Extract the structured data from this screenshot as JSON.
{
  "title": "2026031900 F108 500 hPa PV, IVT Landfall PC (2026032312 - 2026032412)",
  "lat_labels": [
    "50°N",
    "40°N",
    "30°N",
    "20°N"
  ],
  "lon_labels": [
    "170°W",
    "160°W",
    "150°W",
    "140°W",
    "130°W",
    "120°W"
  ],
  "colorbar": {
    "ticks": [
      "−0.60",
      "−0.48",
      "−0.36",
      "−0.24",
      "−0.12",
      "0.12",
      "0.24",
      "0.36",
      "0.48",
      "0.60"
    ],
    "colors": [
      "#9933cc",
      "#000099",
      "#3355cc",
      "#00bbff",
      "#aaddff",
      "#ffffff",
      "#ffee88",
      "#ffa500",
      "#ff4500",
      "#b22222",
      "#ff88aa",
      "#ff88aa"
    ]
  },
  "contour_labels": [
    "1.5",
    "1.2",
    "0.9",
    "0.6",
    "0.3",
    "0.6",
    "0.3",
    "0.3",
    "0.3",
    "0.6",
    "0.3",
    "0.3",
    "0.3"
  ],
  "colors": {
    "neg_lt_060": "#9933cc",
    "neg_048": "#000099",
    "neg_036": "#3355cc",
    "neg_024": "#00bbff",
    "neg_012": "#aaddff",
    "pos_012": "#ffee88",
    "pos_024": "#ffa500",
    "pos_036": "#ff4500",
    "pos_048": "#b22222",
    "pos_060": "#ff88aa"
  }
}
════════════════
* Exercise aim
Word for word, write out all of the data above.

* Full answer
Extract the structured data from this screenshot as JSON.
{
  "title": "2026031900 F108 500 hPa PV, IVT Landfall PC (2026032312 - 2026032412)",
  "lat_labels": [
    "50°N",
    "40°N",
    "30°N",
    "20°N"
  ],
  "lon_labels": [
    "170°W",
    "160°W",
    "150°W",
    "140°W",
    "130°W",
    "120°W"
  ],
  "colorbar": {
    "ticks": [
      "−0.60",
      "−0.48",
      "−0.36",
      "−0.24",
      "−0.12",
      "0.12",
      "0.24",
      "0.36",
      "0.48",
      "0.60"
    ],
    "colors": [
      "#9933cc",
      "#000099",
      "#3355cc",
      "#00bbff",
      "#aaddff",
      "#ffffff",
      "#ffee88",
      "#ffa500",
      "#ff4500",
      "#b22222",
      "#ff88aa",
      "#ff88aa"
    ]
  },
  "contour_labels": [
    "1.5",
    "1.2",
    "0.9",
    "0.6",
    "0.3",
    "0.6",
    "0.3",
    "0.3",
    "0.3",
    "0.6",
    "0.3",
    "0.3",
    "0.3"
  ],
  "colors": {
    "neg_lt_060": "#9933cc",
    "neg_048": "#000099",
    "neg_036": "#3355cc",
    "neg_024": "#00bbff",
    "neg_012": "#aaddff",
    "pos_012": "#ffee88",
    "pos_024": "#ffa500",
    "pos_036": "#ff4500",
    "pos_048": "#b22222",
    "pos_060": "#ff88aa"
  }
}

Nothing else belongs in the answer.